#### [Aim]
Search the material below for the word "data" and copy every line in which it occurs.

#### [Rows]
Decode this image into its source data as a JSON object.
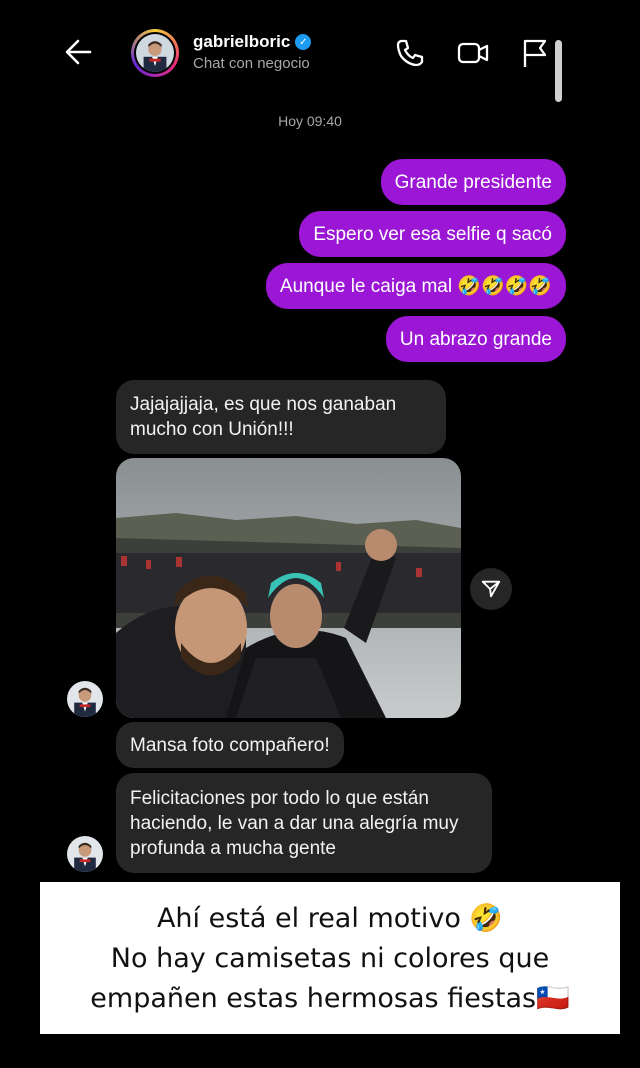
{
  "header": {
    "username": "gabrielboric",
    "subtitle": "Chat con negocio",
    "verified_icon": "verified-badge-icon"
  },
  "timestamp": "Hoy 09:40",
  "outgoing": [
    {
      "text": "Grande presidente"
    },
    {
      "text": "Espero ver esa selfie q sacó"
    },
    {
      "text": "Aunque le caiga mal 🤣🤣🤣🤣"
    },
    {
      "text": "Un abrazo grande"
    }
  ],
  "incoming": [
    {
      "text": "Jajajajjaja, es que nos ganaban mucho con Unión!!!"
    },
    {
      "text": "Mansa foto compañero!"
    },
    {
      "text": "Felicitaciones por todo lo que están haciendo, le van a dar una alegría muy profunda a mucha gente"
    }
  ],
  "caption": {
    "line1": "Ahí está el real motivo 🤣",
    "line2": "No hay camisetas ni colores que",
    "line3": "empañen estas hermosas fiestas🇨🇱"
  },
  "colors": {
    "outgoing_bubble": "#9b17d5",
    "incoming_bubble": "#262626",
    "background": "#000000"
  }
}
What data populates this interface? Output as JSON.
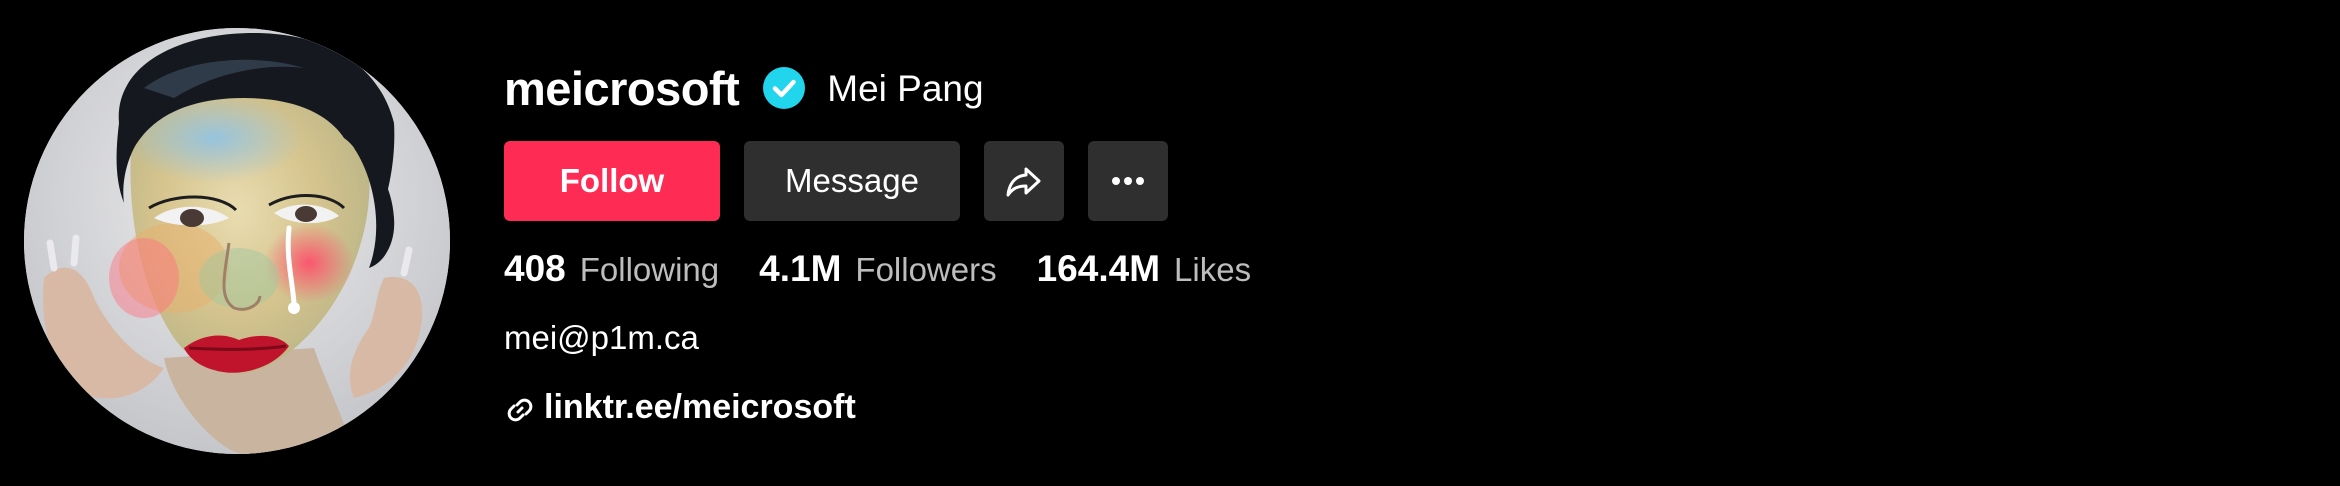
{
  "profile": {
    "username": "meicrosoft",
    "nickname": "Mei Pang",
    "verified": true,
    "verified_icon": "verified-check-icon",
    "avatar_icon": "profile-avatar"
  },
  "actions": {
    "follow_label": "Follow",
    "message_label": "Message",
    "share_icon": "share-arrow-icon",
    "more_icon": "more-dots-icon"
  },
  "stats": [
    {
      "value": "408",
      "label": "Following"
    },
    {
      "value": "4.1M",
      "label": "Followers"
    },
    {
      "value": "164.4M",
      "label": "Likes"
    }
  ],
  "bio": "mei@p1m.ca",
  "link": {
    "icon": "link-icon",
    "text": "linktr.ee/meicrosoft"
  },
  "colors": {
    "background": "#000000",
    "follow": "#fe2c55",
    "secondary_button": "#2f2f2f",
    "verified": "#20d5ec",
    "muted_text": "#bdbdbd"
  }
}
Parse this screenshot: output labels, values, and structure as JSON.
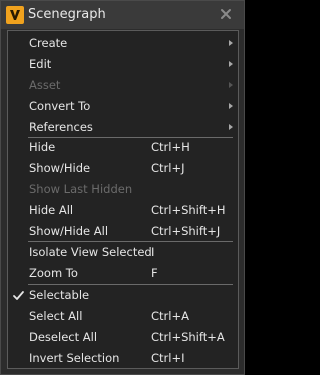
{
  "window": {
    "title": "Scenegraph",
    "icon": "app-logo-icon",
    "close_icon": "close-icon",
    "accent_color": "#f0a21e"
  },
  "menu": {
    "items": [
      {
        "label": "Create",
        "submenu": true,
        "enabled": true
      },
      {
        "label": "Edit",
        "submenu": true,
        "enabled": true
      },
      {
        "label": "Asset",
        "submenu": true,
        "enabled": false
      },
      {
        "label": "Convert To",
        "submenu": true,
        "enabled": true
      },
      {
        "label": "References",
        "submenu": true,
        "enabled": true
      },
      {
        "label": "Hide",
        "shortcut": "Ctrl+H",
        "enabled": true
      },
      {
        "label": "Show/Hide",
        "shortcut": "Ctrl+J",
        "enabled": true
      },
      {
        "label": "Show Last Hidden",
        "enabled": false
      },
      {
        "label": "Hide All",
        "shortcut": "Ctrl+Shift+H",
        "enabled": true
      },
      {
        "label": "Show/Hide All",
        "shortcut": "Ctrl+Shift+J",
        "enabled": true
      },
      {
        "label": "Isolate View Selected",
        "shortcut": "I",
        "enabled": true
      },
      {
        "label": "Zoom To",
        "shortcut": "F",
        "enabled": true
      },
      {
        "label": "Selectable",
        "checked": true,
        "enabled": true
      },
      {
        "label": "Select All",
        "shortcut": "Ctrl+A",
        "enabled": true
      },
      {
        "label": "Deselect All",
        "shortcut": "Ctrl+Shift+A",
        "enabled": true
      },
      {
        "label": "Invert Selection",
        "shortcut": "Ctrl+I",
        "enabled": true
      }
    ]
  }
}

#### [Response below]
Decode this image into its source data as a JSON object.
What data populates this interface? Output as JSON.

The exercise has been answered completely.